→ **Tasks and exercises**:
• 1. From the interview about U-505, reproduce the stretch from "HJC: I enjoyed" through "any other scholar." word for word.
• 2. According to the interview about U-505, where does Dr. Mulligan work with captured German naval records?

→ **Source excerpt**:
= = = = = = =

HJC: I enjoyed Rust’s chapter greatly. Perhaps my favorite chapter is Tim Mulligan’s “A Community Bound by Fate: The Crew of U-505.”
TPS: I can’t tell you my favorite, because I want to work with all these guys again! Tim’s is also outstanding. I don’t think there is anyone else working today who could have written it — and I am not kidding. . .
HJC: That’s very high praise.
TPS: And completely well deserved. He is such an outstanding writer, but an even better researcher. He knows more about German crewmen and the background of the individuals who served in the Kriegsmarine than any other scholar.
HJC: His book Neither Sharks Nor Wolves was on this very topic.
TPS: Yes, and of course Dr. Mulligan works with captured German naval records in the National Archives, so he knows all the sources and how to mine them. “A Community Bound By Fate” is an examination of who crewed U-505. Of course he discusses in some depth many individuals by name, but he goes much deeper than that by examining the diversity of the crew in terms of where they came from, educational backgrounds, and so forth. If you have any particular stereotype in mind of the men who manned these boats, you won’t when you finish. It is a very satisfying piece.
HJC: Lawrence Paterson’s essay “From Lion’s Roar to Blunted Axe: The War Patrols of U-505” was well done. I thought it pulled together many of the sources well into one coherent story line and filled in a lot of the gaps in the boat’s history. He cites an article by Hans Decker, which I now must find and read also!

= = = = = = =

→ **Available data**:
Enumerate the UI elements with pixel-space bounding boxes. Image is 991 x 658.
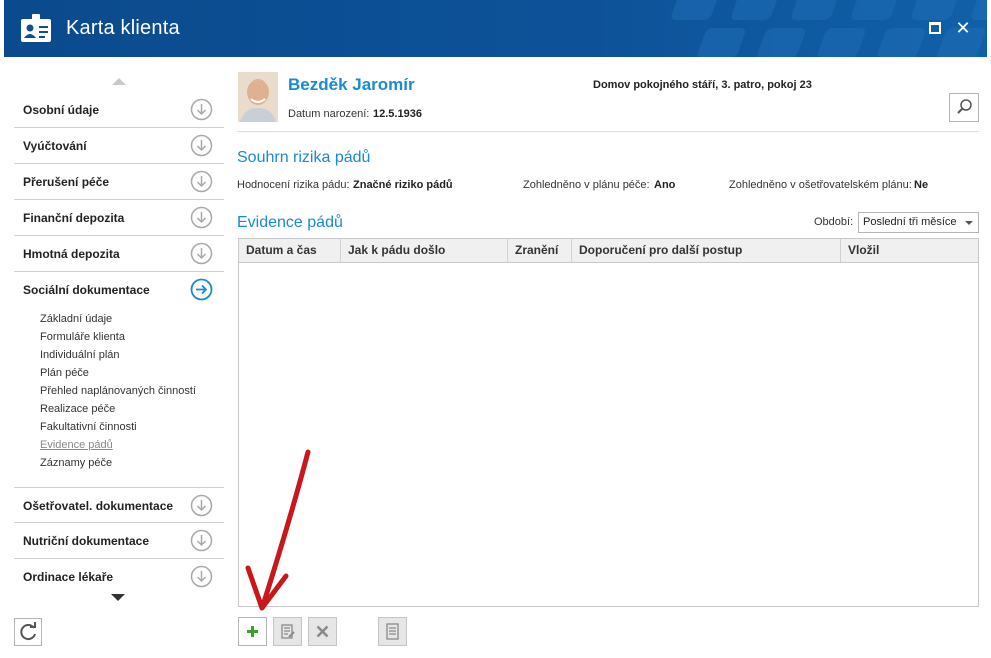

= = = = = = =

→ **Final answers**:
• 1.
HJC: I enjoyed Rust’s chapter greatly. Perhaps my favorite chapter is Tim Mulligan’s “A Community Bound by Fate: The Crew of U-505.”
TPS: I can’t tell you my favorite, because I want to work with all these guys again! Tim’s is also outstanding. I don’t think there is anyone else working today who could have written it — and I am not kidding. . .
HJC: That’s very high praise.
TPS: And completely well deserved. He is such an outstanding writer, but an even better researcher. He knows more about German crewmen and the background of the individuals who served in the Kriegsmarine than any other scholar.

• 2. In the National Archives.